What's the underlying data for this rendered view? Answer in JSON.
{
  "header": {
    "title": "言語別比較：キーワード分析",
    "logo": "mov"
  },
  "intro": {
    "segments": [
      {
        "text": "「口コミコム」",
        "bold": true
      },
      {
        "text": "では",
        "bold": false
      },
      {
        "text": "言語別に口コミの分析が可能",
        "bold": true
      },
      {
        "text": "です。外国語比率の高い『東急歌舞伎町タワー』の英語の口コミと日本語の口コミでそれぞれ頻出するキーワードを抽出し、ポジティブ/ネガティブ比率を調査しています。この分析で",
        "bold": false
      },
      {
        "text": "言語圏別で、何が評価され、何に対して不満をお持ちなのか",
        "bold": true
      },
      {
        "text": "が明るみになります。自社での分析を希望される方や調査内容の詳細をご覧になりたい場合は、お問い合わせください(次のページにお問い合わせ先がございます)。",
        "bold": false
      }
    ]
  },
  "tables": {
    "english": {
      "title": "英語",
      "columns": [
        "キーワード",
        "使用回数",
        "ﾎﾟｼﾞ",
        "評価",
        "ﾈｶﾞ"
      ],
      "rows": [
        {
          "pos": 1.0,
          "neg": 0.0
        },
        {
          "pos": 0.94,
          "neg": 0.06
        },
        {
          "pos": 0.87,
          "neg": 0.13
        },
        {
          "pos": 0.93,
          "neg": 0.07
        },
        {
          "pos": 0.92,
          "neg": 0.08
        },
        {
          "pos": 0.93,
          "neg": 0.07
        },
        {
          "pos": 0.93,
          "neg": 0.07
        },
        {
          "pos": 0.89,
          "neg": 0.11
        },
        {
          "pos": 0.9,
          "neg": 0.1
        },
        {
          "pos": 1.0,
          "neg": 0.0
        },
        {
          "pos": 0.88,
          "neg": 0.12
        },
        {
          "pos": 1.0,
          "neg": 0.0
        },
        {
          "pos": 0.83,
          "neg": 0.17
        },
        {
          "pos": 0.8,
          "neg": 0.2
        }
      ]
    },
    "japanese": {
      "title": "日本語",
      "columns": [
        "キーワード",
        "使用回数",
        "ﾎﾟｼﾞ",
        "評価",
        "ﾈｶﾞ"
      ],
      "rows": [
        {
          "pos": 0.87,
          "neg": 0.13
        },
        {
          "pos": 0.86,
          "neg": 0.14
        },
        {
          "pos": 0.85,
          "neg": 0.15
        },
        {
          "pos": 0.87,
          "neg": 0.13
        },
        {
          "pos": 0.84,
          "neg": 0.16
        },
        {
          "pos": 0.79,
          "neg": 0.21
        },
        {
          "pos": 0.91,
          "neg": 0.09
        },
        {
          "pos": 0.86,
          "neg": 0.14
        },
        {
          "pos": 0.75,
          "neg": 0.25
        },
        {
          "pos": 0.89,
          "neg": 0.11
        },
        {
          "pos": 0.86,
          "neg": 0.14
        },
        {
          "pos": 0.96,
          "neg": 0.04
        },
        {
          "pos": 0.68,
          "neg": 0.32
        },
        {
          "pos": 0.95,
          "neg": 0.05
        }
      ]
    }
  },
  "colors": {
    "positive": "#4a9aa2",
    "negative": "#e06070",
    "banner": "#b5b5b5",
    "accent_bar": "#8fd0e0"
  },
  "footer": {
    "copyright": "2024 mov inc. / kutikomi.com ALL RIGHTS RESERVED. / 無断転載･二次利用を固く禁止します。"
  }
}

→ **TO DO**
Your task is to list each line of the records with the word "text".

→ **OUTPUT FOR THIS TASK**
        "text": "「口コミコム」",
        "text": "では",
        "text": "言語別に口コミの分析が可能",
        "text": "です。外国語比率の高い『東急歌舞伎町タワー』の英語の口コミと日本語の口コミでそれぞれ頻出するキーワードを抽出し、ポジティブ/ネガティブ比率を調査しています。この分析で",
        "text": "言語圏別で、何が評価され、何に対して不満をお持ちなのか",
        "text": "が明るみになります。自社での分析を希望される方や調査内容の詳細をご覧になりたい場合は、お問い合わせください(次のページにお問い合わせ先がございます)。",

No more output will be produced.